--- Start ---
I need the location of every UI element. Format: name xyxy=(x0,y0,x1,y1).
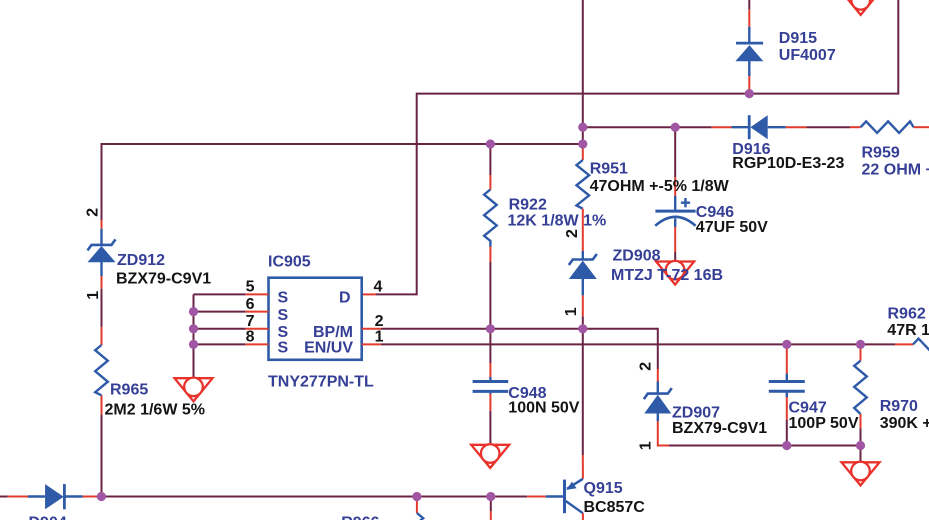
svg-text:MTZJ T-72 16B: MTZJ T-72 16B xyxy=(611,267,723,284)
node IC bus pin6 junction xyxy=(189,307,198,316)
svg-text:BP/M: BP/M xyxy=(313,324,353,341)
svg-text:2M2 1/6W 5%: 2M2 1/6W 5% xyxy=(105,401,205,418)
svg-text:Q915: Q915 xyxy=(584,480,623,497)
svg-text:390K +-5%: 390K +-5% xyxy=(880,415,929,432)
node IC bus pin8 junction xyxy=(189,340,198,349)
label C946 xyxy=(696,204,768,236)
svg-text:S: S xyxy=(278,324,289,341)
node D915 anode junction xyxy=(745,89,754,98)
svg-text:ZD907: ZD907 xyxy=(672,405,720,422)
svg-text:1: 1 xyxy=(85,291,102,300)
label IC905 pin numbers xyxy=(246,278,384,345)
svg-text:IC905: IC905 xyxy=(268,253,311,270)
node EN R970 junction xyxy=(856,340,865,349)
resistor R965 xyxy=(95,345,108,395)
svg-text:TNY277PN-TL: TNY277PN-TL xyxy=(268,373,374,390)
wire stub below bus at x=490.8 xyxy=(490,497,492,520)
label R962 xyxy=(887,305,929,339)
label R959 xyxy=(862,145,929,179)
svg-text:6: 6 xyxy=(246,296,255,313)
label R966 xyxy=(341,515,379,520)
svg-text:7: 7 xyxy=(246,313,255,330)
wire horizontal net y=144 xyxy=(102,143,583,145)
node C946 top junction xyxy=(671,123,680,132)
label R922 xyxy=(508,197,607,230)
resistor R962 xyxy=(913,339,929,351)
svg-text:BZX79-C9V1: BZX79-C9V1 xyxy=(672,420,767,437)
wire BP/M net y=328.8 xyxy=(362,328,658,330)
resistor R951 vertical xyxy=(577,144,590,251)
node bottom bus R966 junction xyxy=(412,492,421,501)
wire IC905 source bus to ground xyxy=(193,294,195,378)
wire D915 branch vertical xyxy=(748,0,750,94)
label D904 xyxy=(29,515,67,520)
node R922 top junction xyxy=(486,139,495,148)
zener diode ZD908 xyxy=(569,251,597,295)
svg-text:D: D xyxy=(339,290,351,307)
resistor R966 stub below bus xyxy=(417,497,423,520)
label IC905 internal pins xyxy=(278,290,354,357)
svg-text:5: 5 xyxy=(246,279,255,296)
svg-text:S: S xyxy=(278,307,289,324)
node gndbus R970 junction xyxy=(856,441,865,450)
svg-text:2: 2 xyxy=(638,362,655,371)
svg-text:100N 50V: 100N 50V xyxy=(508,400,579,417)
svg-text:D904: D904 xyxy=(29,515,67,520)
svg-text:ZD912: ZD912 xyxy=(117,252,165,269)
label ZD907 pin numbers xyxy=(638,362,655,451)
capacitor C947 xyxy=(769,382,805,392)
wire vertical into node at R951 top xyxy=(582,0,584,127)
label R965 xyxy=(105,381,205,418)
svg-text:47OHM +-5% 1/8W: 47OHM +-5% 1/8W xyxy=(590,178,730,195)
capacitor C948 xyxy=(473,382,509,392)
capacitor C946 polarized xyxy=(655,198,695,226)
wire ZD907 branch xyxy=(658,328,669,446)
node IC bus pin7 junction xyxy=(189,324,198,333)
svg-text:BZX79-C9V1: BZX79-C9V1 xyxy=(116,271,211,288)
IC905 box xyxy=(269,278,362,360)
wire C948 branch xyxy=(489,329,491,445)
zener diode ZD907 xyxy=(644,388,672,413)
wire Q915 emitter branch xyxy=(582,329,584,479)
svg-text:ZD908: ZD908 xyxy=(613,248,661,265)
svg-text:47UF 50V: 47UF 50V xyxy=(696,219,768,236)
wire C947 branch xyxy=(786,344,788,445)
wire left branch with ZD912 and R965 xyxy=(101,143,103,497)
svg-text:S: S xyxy=(278,290,289,307)
svg-text:8: 8 xyxy=(246,329,255,346)
svg-text:UF4007: UF4007 xyxy=(779,47,836,64)
ground below C948 xyxy=(471,444,509,468)
diode D915 xyxy=(735,43,763,61)
wire pin4 red stub xyxy=(362,293,376,295)
label ZD912 xyxy=(116,252,211,288)
node BP R922 junction xyxy=(486,324,495,333)
svg-text:2: 2 xyxy=(564,229,581,238)
label R951 xyxy=(590,161,730,195)
label ZD908 xyxy=(611,248,723,284)
svg-text:47R 1/8W: 47R 1/8W xyxy=(887,322,929,339)
transistor Q915 xyxy=(565,479,583,520)
svg-text:D915: D915 xyxy=(779,30,817,47)
svg-text:2: 2 xyxy=(84,208,101,217)
diode D916 xyxy=(749,115,768,139)
ground top right xyxy=(842,0,880,15)
svg-text:12K 1/8W 1%: 12K 1/8W 1% xyxy=(508,213,607,230)
label Q915 xyxy=(584,480,646,516)
wire connector R951 top xyxy=(582,127,584,144)
svg-text:RGP10D-E3-23: RGP10D-E3-23 xyxy=(732,155,844,172)
diode D904 xyxy=(45,484,64,509)
wire ZD908 to BP node xyxy=(582,295,584,328)
label D916 xyxy=(732,141,844,172)
label ZD907 xyxy=(672,405,767,438)
svg-text:R962: R962 xyxy=(888,305,926,322)
ground below IC905 source bus xyxy=(175,378,213,402)
label R970 xyxy=(880,398,929,432)
svg-text:R965: R965 xyxy=(110,381,148,398)
svg-text:2: 2 xyxy=(375,313,384,330)
node bottom bus stub junction xyxy=(486,492,495,501)
node R951 top junction xyxy=(578,123,587,132)
label C947 xyxy=(789,399,859,432)
node EN C947 junction xyxy=(782,340,791,349)
svg-text:1: 1 xyxy=(638,441,655,450)
svg-text:S: S xyxy=(278,340,289,357)
ground below C946 xyxy=(656,261,694,285)
svg-text:BC857C: BC857C xyxy=(584,499,646,516)
label ZD912 pin numbers xyxy=(84,208,101,300)
node BP ZD908 junction xyxy=(578,324,587,333)
wire EN/UV net y=344.4 xyxy=(362,343,913,345)
zener diode ZD912 xyxy=(88,239,116,262)
wire C946 branch xyxy=(674,127,676,261)
label ZD908 pin numbers xyxy=(563,229,581,316)
svg-text:R959: R959 xyxy=(862,145,900,162)
wire IC905 left pin stubs xyxy=(194,294,269,344)
svg-text:1: 1 xyxy=(563,307,580,316)
wire top net: pin4 of IC905 up and across to right edge xyxy=(376,0,898,294)
resistor R970 branch xyxy=(854,344,867,462)
ground below R970 xyxy=(842,462,880,486)
wire bottom bus y=496.5 xyxy=(0,496,563,498)
resistor R922 branch xyxy=(484,144,497,329)
svg-text:R922: R922 xyxy=(509,197,547,214)
label D915 xyxy=(779,30,836,64)
svg-text:R966: R966 xyxy=(341,515,379,520)
resistor R959 xyxy=(861,121,914,132)
node bottom bus D904 junction xyxy=(97,492,106,501)
svg-text:100P 50V: 100P 50V xyxy=(789,415,859,432)
label TNY277PN-TL xyxy=(268,373,374,390)
wire ground bus y=445.5 xyxy=(669,445,861,447)
node gndbus C947 junction xyxy=(782,441,791,450)
wire horizontal net y=127 with D916 and R959 xyxy=(583,126,929,128)
svg-text:R951: R951 xyxy=(590,161,628,178)
svg-text:R970: R970 xyxy=(880,398,918,415)
label C948 xyxy=(508,385,579,417)
svg-text:C947: C947 xyxy=(789,399,827,416)
svg-text:22 OHM +-5%: 22 OHM +-5% xyxy=(862,162,929,179)
svg-text:4: 4 xyxy=(374,278,383,295)
node R951 net144 junction xyxy=(578,139,587,148)
svg-text:EN/UV: EN/UV xyxy=(304,340,353,357)
label IC905 xyxy=(268,253,311,270)
svg-text:1: 1 xyxy=(375,329,384,346)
--- End ---
» Direction:
Reproduce the listing starting at the line containing "svg-text:MTZJ T-72 16B: MTZJ" and ending at the line containing "svg-text:390K +-5%: 390K", swapping "Q915" for "Q917" and leaving everything else as it is.

» Answer for the task:
svg-text:MTZJ T-72 16B: MTZJ T-72 16B xyxy=(611,267,723,284)
node IC bus pin6 junction xyxy=(189,307,198,316)
svg-text:BP/M: BP/M xyxy=(313,324,353,341)
svg-text:2M2 1/6W 5%: 2M2 1/6W 5% xyxy=(105,401,205,418)
svg-text:Q917: Q917 xyxy=(584,480,623,497)
svg-text:390K +-5%: 390K +-5% xyxy=(880,415,929,432)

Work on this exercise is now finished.